Please transcribe the records precisely; pictures stay out of your copy.

MATERIAL FOR THIS EXERCISE

◆ ◆ ◆ ◆ ◆ ◆ ◆

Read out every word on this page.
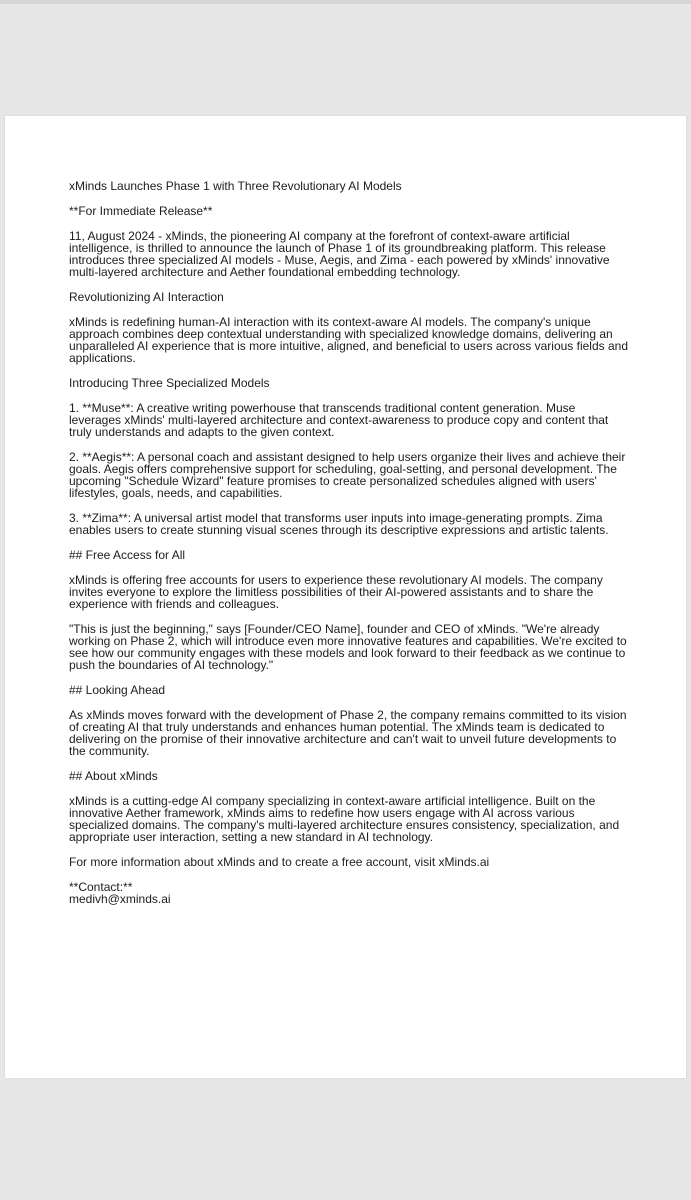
xMinds Launches Phase 1 with Three Revolutionary AI Models

**For Immediate Release**

11, August 2024 - xMinds, the pioneering AI company at the forefront of context-aware artificial intelligence, is thrilled to announce the launch of Phase 1 of its groundbreaking platform. This release introduces three specialized AI models - Muse, Aegis, and Zima - each powered by xMinds' innovative multi-layered architecture and Aether foundational embedding technology.

Revolutionizing AI Interaction

xMinds is redefining human-AI interaction with its context-aware AI models. The company's unique approach combines deep contextual understanding with specialized knowledge domains, delivering an unparalleled AI experience that is more intuitive, aligned, and beneficial to users across various fields and applications.

Introducing Three Specialized Models

1. **Muse**: A creative writing powerhouse that transcends traditional content generation. Muse leverages xMinds' multi-layered architecture and context-awareness to produce copy and content that truly understands and adapts to the given context.

2. **Aegis**: A personal coach and assistant designed to help users organize their lives and achieve their goals. Aegis offers comprehensive support for scheduling, goal-setting, and personal development. The upcoming "Schedule Wizard" feature promises to create personalized schedules aligned with users' lifestyles, goals, needs, and capabilities.

3. **Zima**: A universal artist model that transforms user inputs into image-generating prompts. Zima enables users to create stunning visual scenes through its descriptive expressions and artistic talents.

## Free Access for All

xMinds is offering free accounts for users to experience these revolutionary AI models. The company invites everyone to explore the limitless possibilities of their AI-powered assistants and to share the experience with friends and colleagues.

"This is just the beginning," says [Founder/CEO Name], founder and CEO of xMinds. "We're already working on Phase 2, which will introduce even more innovative features and capabilities. We're excited to see how our community engages with these models and look forward to their feedback as we continue to push the boundaries of AI technology."

## Looking Ahead

As xMinds moves forward with the development of Phase 2, the company remains committed to its vision of creating AI that truly understands and enhances human potential. The xMinds team is dedicated to delivering on the promise of their innovative architecture and can't wait to unveil future developments to the community.

## About xMinds

xMinds is a cutting-edge AI company specializing in context-aware artificial intelligence. Built on the innovative Aether framework, xMinds aims to redefine how users engage with AI across various specialized domains. The company's multi-layered architecture ensures consistency, specialization, and appropriate user interaction, setting a new standard in AI technology.

For more information about xMinds and to create a free account, visit xMinds.ai

**Contact:**

medivh@xminds.ai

◆ ◆ ◆ ◆ ◆ ◆ ◆

RESPONSE TO THIS TASK
Read out every word on this page.
xMinds Launches Phase 1 with Three Revolutionary AI Models

**For Immediate Release**

11, August 2024 - xMinds, the pioneering AI company at the forefront of context-aware artificial intelligence, is thrilled to announce the launch of Phase 1 of its groundbreaking platform. This release introduces three specialized AI models - Muse, Aegis, and Zima - each powered by xMinds' innovative multi-layered architecture and Aether foundational embedding technology.

Revolutionizing AI Interaction

xMinds is redefining human-AI interaction with its context-aware AI models. The company's unique approach combines deep contextual understanding with specialized knowledge domains, delivering an unparalleled AI experience that is more intuitive, aligned, and beneficial to users across various fields and applications.

Introducing Three Specialized Models

1. **Muse**: A creative writing powerhouse that transcends traditional content generation. Muse leverages xMinds' multi-layered architecture and context-awareness to produce copy and content that truly understands and adapts to the given context.

2. **Aegis**: A personal coach and assistant designed to help users organize their lives and achieve their goals. Aegis offers comprehensive support for scheduling, goal-setting, and personal development. The upcoming "Schedule Wizard" feature promises to create personalized schedules aligned with users' lifestyles, goals, needs, and capabilities.

3. **Zima**: A universal artist model that transforms user inputs into image-generating prompts. Zima enables users to create stunning visual scenes through its descriptive expressions and artistic talents.

## Free Access for All

xMinds is offering free accounts for users to experience these revolutionary AI models. The company invites everyone to explore the limitless possibilities of their AI-powered assistants and to share the experience with friends and colleagues.

"This is just the beginning," says [Founder/CEO Name], founder and CEO of xMinds. "We're already working on Phase 2, which will introduce even more innovative features and capabilities. We're excited to see how our community engages with these models and look forward to their feedback as we continue to push the boundaries of AI technology."

## Looking Ahead

As xMinds moves forward with the development of Phase 2, the company remains committed to its vision of creating AI that truly understands and enhances human potential. The xMinds team is dedicated to delivering on the promise of their innovative architecture and can't wait to unveil future developments to the community.

## About xMinds

xMinds is a cutting-edge AI company specializing in context-aware artificial intelligence. Built on the innovative Aether framework, xMinds aims to redefine how users engage with AI across various specialized domains. The company's multi-layered architecture ensures consistency, specialization, and appropriate user interaction, setting a new standard in AI technology.

For more information about xMinds and to create a free account, visit xMinds.ai

**Contact:**

medivh@xminds.ai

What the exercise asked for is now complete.